THE PROBLEM:
Print the listing that follows, character for character.

GIVEN DATA:

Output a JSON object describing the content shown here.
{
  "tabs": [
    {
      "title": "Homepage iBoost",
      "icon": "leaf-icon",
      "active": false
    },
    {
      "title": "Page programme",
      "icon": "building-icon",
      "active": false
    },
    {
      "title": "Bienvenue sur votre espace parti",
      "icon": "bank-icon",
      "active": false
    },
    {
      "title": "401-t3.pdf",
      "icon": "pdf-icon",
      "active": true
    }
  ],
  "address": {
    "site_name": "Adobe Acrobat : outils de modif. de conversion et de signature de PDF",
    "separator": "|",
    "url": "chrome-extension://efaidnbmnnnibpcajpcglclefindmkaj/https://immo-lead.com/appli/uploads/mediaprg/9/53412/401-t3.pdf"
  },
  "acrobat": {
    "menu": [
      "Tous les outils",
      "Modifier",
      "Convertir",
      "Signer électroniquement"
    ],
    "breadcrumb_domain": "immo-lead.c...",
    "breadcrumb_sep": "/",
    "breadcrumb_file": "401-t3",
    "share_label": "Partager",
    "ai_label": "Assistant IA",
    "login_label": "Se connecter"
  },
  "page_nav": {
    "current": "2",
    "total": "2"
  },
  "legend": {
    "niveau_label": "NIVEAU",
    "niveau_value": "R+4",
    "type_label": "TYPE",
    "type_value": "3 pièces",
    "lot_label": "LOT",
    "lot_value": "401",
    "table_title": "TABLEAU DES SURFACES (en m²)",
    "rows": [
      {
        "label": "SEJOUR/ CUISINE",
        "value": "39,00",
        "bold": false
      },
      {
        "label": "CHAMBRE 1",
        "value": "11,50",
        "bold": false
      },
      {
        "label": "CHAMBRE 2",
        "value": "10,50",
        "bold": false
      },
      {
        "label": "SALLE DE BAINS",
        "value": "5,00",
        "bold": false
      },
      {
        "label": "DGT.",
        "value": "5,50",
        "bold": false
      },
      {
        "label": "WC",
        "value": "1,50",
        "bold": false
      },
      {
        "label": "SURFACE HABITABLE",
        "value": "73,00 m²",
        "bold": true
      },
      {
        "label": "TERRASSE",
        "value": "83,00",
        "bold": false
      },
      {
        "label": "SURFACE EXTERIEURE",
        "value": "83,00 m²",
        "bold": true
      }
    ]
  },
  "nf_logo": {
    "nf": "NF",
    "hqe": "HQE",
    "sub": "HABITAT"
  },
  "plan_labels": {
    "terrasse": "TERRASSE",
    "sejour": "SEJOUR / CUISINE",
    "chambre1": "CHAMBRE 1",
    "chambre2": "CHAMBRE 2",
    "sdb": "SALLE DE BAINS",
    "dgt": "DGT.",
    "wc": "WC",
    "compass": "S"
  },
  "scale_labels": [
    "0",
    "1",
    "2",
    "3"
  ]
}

ANSWER:
Output a JSON object describing the content shown here.
{
  "tabs": [
    {
      "title": "Homepage iBoost",
      "icon": "leaf-icon",
      "active": false
    },
    {
      "title": "Page programme",
      "icon": "building-icon",
      "active": false
    },
    {
      "title": "Bienvenue sur votre espace parti",
      "icon": "bank-icon",
      "active": false
    },
    {
      "title": "401-t3.pdf",
      "icon": "pdf-icon",
      "active": true
    }
  ],
  "address": {
    "site_name": "Adobe Acrobat : outils de modif. de conversion et de signature de PDF",
    "separator": "|",
    "url": "chrome-extension://efaidnbmnnnibpcajpcglclefindmkaj/https://immo-lead.com/appli/uploads/mediaprg/9/53412/401-t3.pdf"
  },
  "acrobat": {
    "menu": [
      "Tous les outils",
      "Modifier",
      "Convertir",
      "Signer électroniquement"
    ],
    "breadcrumb_domain": "immo-lead.c...",
    "breadcrumb_sep": "/",
    "breadcrumb_file": "401-t3",
    "share_label": "Partager",
    "ai_label": "Assistant IA",
    "login_label": "Se connecter"
  },
  "page_nav": {
    "current": "2",
    "total": "2"
  },
  "legend": {
    "niveau_label": "NIVEAU",
    "niveau_value": "R+4",
    "type_label": "TYPE",
    "type_value": "3 pièces",
    "lot_label": "LOT",
    "lot_value": "401",
    "table_title": "TABLEAU DES SURFACES (en m²)",
    "rows": [
      {
        "label": "SEJOUR/ CUISINE",
        "value": "39,00",
        "bold": false
      },
      {
        "label": "CHAMBRE 1",
        "value": "11,50",
        "bold": false
      },
      {
        "label": "CHAMBRE 2",
        "value": "10,50",
        "bold": false
      },
      {
        "label": "SALLE DE BAINS",
        "value": "5,00",
        "bold": false
      },
      {
        "label": "DGT.",
        "value": "5,50",
        "bold": false
      },
      {
        "label": "WC",
        "value": "1,50",
        "bold": false
      },
      {
        "label": "SURFACE HABITABLE",
        "value": "73,00 m²",
        "bold": true
      },
      {
        "label": "TERRASSE",
        "value": "83,00",
        "bold": false
      },
      {
        "label": "SURFACE EXTERIEURE",
        "value": "83,00 m²",
        "bold": true
      }
    ]
  },
  "nf_logo": {
    "nf": "NF",
    "hqe": "HQE",
    "sub": "HABITAT"
  },
  "plan_labels": {
    "terrasse": "TERRASSE",
    "sejour": "SEJOUR / CUISINE",
    "chambre1": "CHAMBRE 1",
    "chambre2": "CHAMBRE 2",
    "sdb": "SALLE DE BAINS",
    "dgt": "DGT.",
    "wc": "WC",
    "compass": "S"
  },
  "scale_labels": [
    "0",
    "1",
    "2",
    "3"
  ]
}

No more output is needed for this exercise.